In the lines below, find how many contain the word "River" and report that figure alone.

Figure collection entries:
______________________________

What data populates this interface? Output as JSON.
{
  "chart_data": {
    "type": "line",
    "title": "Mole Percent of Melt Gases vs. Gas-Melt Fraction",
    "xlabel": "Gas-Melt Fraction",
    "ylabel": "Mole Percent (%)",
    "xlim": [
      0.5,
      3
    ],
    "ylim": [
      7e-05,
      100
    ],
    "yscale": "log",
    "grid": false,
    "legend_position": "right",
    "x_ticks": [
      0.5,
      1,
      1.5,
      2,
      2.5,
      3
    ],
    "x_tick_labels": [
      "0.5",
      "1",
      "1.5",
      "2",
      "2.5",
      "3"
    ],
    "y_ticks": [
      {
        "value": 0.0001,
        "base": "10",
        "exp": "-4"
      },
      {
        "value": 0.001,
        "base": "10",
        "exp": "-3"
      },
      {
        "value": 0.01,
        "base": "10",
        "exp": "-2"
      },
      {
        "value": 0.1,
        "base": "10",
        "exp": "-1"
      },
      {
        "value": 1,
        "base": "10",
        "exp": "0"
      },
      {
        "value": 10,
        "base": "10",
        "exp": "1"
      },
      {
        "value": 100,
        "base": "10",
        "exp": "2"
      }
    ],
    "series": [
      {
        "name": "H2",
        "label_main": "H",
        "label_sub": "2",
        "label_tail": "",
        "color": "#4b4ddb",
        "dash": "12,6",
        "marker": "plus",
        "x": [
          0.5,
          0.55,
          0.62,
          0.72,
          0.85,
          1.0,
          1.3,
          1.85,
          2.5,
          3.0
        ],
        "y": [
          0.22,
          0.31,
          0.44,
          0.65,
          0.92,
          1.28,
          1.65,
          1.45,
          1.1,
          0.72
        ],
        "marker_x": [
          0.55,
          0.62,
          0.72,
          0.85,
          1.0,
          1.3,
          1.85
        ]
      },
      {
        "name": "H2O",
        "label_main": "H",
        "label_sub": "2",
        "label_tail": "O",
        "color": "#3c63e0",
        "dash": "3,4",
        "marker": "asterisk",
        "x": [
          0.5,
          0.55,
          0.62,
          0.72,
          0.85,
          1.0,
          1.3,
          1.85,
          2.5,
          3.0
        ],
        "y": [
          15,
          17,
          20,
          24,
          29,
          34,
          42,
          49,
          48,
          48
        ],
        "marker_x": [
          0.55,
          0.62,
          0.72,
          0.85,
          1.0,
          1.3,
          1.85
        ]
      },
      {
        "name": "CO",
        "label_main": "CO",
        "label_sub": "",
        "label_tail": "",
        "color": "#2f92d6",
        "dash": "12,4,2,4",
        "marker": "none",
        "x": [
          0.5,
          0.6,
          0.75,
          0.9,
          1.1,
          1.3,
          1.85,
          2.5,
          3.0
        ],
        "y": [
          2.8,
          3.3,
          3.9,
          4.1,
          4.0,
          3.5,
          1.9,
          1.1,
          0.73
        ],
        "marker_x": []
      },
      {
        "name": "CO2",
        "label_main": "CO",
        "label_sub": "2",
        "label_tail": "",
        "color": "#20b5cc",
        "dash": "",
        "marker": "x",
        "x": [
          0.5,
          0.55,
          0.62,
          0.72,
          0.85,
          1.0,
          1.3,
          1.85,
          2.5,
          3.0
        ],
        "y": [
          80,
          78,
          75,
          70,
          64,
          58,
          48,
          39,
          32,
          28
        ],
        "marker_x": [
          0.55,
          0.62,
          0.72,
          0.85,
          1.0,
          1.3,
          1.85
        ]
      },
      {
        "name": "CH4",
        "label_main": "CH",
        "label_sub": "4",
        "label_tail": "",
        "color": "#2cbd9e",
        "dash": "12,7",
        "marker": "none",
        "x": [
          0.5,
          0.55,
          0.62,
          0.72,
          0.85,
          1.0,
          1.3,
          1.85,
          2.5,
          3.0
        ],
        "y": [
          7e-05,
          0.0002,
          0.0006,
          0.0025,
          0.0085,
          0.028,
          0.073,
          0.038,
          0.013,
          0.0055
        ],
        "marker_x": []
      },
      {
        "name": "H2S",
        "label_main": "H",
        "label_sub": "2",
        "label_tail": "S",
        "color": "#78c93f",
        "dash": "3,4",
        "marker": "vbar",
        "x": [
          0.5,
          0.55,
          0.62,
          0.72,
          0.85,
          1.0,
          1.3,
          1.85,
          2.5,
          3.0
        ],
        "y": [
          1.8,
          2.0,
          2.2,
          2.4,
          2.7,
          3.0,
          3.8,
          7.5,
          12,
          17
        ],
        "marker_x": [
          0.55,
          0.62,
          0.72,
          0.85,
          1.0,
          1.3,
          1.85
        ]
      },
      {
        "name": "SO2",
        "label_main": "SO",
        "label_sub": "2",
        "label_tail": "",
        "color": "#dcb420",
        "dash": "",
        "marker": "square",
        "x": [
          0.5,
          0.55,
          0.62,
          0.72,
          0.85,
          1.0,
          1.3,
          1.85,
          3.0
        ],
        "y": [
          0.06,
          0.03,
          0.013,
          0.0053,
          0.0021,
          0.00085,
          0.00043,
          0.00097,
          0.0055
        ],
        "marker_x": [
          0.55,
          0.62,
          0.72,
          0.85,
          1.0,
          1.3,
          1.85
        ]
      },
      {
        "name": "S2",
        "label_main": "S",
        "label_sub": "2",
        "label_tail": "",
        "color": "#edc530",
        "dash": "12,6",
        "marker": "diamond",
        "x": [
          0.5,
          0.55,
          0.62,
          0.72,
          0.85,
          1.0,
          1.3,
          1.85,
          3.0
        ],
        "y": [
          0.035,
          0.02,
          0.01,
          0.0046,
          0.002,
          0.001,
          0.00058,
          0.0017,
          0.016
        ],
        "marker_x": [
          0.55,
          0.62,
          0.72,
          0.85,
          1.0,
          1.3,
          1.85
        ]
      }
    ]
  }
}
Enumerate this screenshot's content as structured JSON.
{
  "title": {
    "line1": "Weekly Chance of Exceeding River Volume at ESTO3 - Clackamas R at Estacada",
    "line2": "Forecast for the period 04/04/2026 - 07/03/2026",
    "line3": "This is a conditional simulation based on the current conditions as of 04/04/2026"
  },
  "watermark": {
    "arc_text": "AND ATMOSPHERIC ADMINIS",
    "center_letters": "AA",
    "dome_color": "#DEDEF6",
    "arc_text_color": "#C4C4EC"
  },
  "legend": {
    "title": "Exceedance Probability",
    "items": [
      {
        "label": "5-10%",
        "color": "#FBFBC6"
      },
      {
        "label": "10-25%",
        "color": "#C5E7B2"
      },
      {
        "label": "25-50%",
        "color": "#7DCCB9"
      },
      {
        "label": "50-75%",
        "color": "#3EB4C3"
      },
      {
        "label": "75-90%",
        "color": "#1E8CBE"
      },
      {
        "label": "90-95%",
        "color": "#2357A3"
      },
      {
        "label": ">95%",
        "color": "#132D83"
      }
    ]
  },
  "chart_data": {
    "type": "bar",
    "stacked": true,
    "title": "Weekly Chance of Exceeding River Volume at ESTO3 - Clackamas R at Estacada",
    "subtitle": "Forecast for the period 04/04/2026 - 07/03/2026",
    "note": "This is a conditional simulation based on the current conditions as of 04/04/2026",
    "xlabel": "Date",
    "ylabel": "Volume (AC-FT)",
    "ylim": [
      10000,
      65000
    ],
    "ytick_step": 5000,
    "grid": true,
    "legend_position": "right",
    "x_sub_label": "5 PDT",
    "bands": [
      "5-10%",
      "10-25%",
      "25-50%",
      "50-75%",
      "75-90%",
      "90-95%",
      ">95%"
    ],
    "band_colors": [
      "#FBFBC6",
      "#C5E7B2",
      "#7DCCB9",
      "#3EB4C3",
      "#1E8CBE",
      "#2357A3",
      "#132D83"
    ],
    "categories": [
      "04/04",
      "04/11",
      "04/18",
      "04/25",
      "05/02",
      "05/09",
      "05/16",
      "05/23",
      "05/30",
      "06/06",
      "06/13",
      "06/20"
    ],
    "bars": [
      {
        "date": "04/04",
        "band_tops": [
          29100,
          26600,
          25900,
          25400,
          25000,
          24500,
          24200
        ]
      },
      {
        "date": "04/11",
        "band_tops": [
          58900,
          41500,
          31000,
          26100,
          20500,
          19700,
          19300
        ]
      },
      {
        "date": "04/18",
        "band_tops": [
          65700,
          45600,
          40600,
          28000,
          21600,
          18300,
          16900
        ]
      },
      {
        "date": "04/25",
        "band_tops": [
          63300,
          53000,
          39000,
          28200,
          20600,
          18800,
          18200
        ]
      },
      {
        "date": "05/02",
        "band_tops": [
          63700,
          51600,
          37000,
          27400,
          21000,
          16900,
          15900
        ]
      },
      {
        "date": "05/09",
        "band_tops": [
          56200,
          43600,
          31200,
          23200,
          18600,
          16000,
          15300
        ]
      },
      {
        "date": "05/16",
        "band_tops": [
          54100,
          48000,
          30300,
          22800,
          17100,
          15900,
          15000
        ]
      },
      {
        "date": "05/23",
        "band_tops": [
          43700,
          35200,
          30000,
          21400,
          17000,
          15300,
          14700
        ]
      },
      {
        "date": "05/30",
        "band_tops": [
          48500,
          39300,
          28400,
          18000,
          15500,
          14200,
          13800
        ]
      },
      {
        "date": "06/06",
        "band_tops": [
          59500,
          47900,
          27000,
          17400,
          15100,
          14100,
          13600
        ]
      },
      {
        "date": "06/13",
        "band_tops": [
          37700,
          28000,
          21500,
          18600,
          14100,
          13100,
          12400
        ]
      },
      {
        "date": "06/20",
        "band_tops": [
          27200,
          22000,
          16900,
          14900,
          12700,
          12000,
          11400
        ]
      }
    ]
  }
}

______________________________

Reply:
2